Study material:

◇ ◇ ◇ ◇

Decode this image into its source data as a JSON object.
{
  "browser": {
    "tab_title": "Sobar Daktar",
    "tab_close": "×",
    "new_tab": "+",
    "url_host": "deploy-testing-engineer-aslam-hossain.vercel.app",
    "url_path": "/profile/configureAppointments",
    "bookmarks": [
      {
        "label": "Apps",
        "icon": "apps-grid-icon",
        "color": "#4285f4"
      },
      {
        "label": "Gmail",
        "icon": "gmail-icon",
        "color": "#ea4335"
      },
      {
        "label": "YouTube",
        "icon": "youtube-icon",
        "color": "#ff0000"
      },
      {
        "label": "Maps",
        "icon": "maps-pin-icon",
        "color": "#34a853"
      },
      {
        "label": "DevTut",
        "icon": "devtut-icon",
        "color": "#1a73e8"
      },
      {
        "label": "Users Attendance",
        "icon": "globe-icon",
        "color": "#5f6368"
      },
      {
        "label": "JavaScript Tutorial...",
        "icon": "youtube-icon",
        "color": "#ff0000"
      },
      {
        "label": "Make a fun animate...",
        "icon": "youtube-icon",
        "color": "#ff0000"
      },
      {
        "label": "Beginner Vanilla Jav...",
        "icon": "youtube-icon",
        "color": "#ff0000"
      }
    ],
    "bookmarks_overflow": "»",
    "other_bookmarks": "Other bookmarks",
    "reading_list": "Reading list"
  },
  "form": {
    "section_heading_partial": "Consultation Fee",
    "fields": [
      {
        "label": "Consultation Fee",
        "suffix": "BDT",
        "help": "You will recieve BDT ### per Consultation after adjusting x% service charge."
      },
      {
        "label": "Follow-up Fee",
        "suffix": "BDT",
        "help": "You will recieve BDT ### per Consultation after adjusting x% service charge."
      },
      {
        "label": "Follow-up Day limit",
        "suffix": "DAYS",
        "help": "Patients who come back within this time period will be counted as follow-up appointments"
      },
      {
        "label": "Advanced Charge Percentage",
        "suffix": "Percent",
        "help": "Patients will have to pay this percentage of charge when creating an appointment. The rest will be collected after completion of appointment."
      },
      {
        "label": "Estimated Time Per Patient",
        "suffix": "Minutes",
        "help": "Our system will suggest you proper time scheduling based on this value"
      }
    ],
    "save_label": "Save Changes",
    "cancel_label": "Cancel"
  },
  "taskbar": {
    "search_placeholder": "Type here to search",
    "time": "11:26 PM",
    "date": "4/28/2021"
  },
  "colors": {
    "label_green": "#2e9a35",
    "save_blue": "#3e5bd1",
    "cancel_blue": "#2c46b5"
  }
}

◇ ◇ ◇ ◇

Restate every record word for word.

Decode this image into its source data as a JSON object.
{
  "browser": {
    "tab_title": "Sobar Daktar",
    "tab_close": "×",
    "new_tab": "+",
    "url_host": "deploy-testing-engineer-aslam-hossain.vercel.app",
    "url_path": "/profile/configureAppointments",
    "bookmarks": [
      {
        "label": "Apps",
        "icon": "apps-grid-icon",
        "color": "#4285f4"
      },
      {
        "label": "Gmail",
        "icon": "gmail-icon",
        "color": "#ea4335"
      },
      {
        "label": "YouTube",
        "icon": "youtube-icon",
        "color": "#ff0000"
      },
      {
        "label": "Maps",
        "icon": "maps-pin-icon",
        "color": "#34a853"
      },
      {
        "label": "DevTut",
        "icon": "devtut-icon",
        "color": "#1a73e8"
      },
      {
        "label": "Users Attendance",
        "icon": "globe-icon",
        "color": "#5f6368"
      },
      {
        "label": "JavaScript Tutorial...",
        "icon": "youtube-icon",
        "color": "#ff0000"
      },
      {
        "label": "Make a fun animate...",
        "icon": "youtube-icon",
        "color": "#ff0000"
      },
      {
        "label": "Beginner Vanilla Jav...",
        "icon": "youtube-icon",
        "color": "#ff0000"
      }
    ],
    "bookmarks_overflow": "»",
    "other_bookmarks": "Other bookmarks",
    "reading_list": "Reading list"
  },
  "form": {
    "section_heading_partial": "Consultation Fee",
    "fields": [
      {
        "label": "Consultation Fee",
        "suffix": "BDT",
        "help": "You will recieve BDT ### per Consultation after adjusting x% service charge."
      },
      {
        "label": "Follow-up Fee",
        "suffix": "BDT",
        "help": "You will recieve BDT ### per Consultation after adjusting x% service charge."
      },
      {
        "label": "Follow-up Day limit",
        "suffix": "DAYS",
        "help": "Patients who come back within this time period will be counted as follow-up appointments"
      },
      {
        "label": "Advanced Charge Percentage",
        "suffix": "Percent",
        "help": "Patients will have to pay this percentage of charge when creating an appointment. The rest will be collected after completion of appointment."
      },
      {
        "label": "Estimated Time Per Patient",
        "suffix": "Minutes",
        "help": "Our system will suggest you proper time scheduling based on this value"
      }
    ],
    "save_label": "Save Changes",
    "cancel_label": "Cancel"
  },
  "taskbar": {
    "search_placeholder": "Type here to search",
    "time": "11:26 PM",
    "date": "4/28/2021"
  },
  "colors": {
    "label_green": "#2e9a35",
    "save_blue": "#3e5bd1",
    "cancel_blue": "#2c46b5"
  }
}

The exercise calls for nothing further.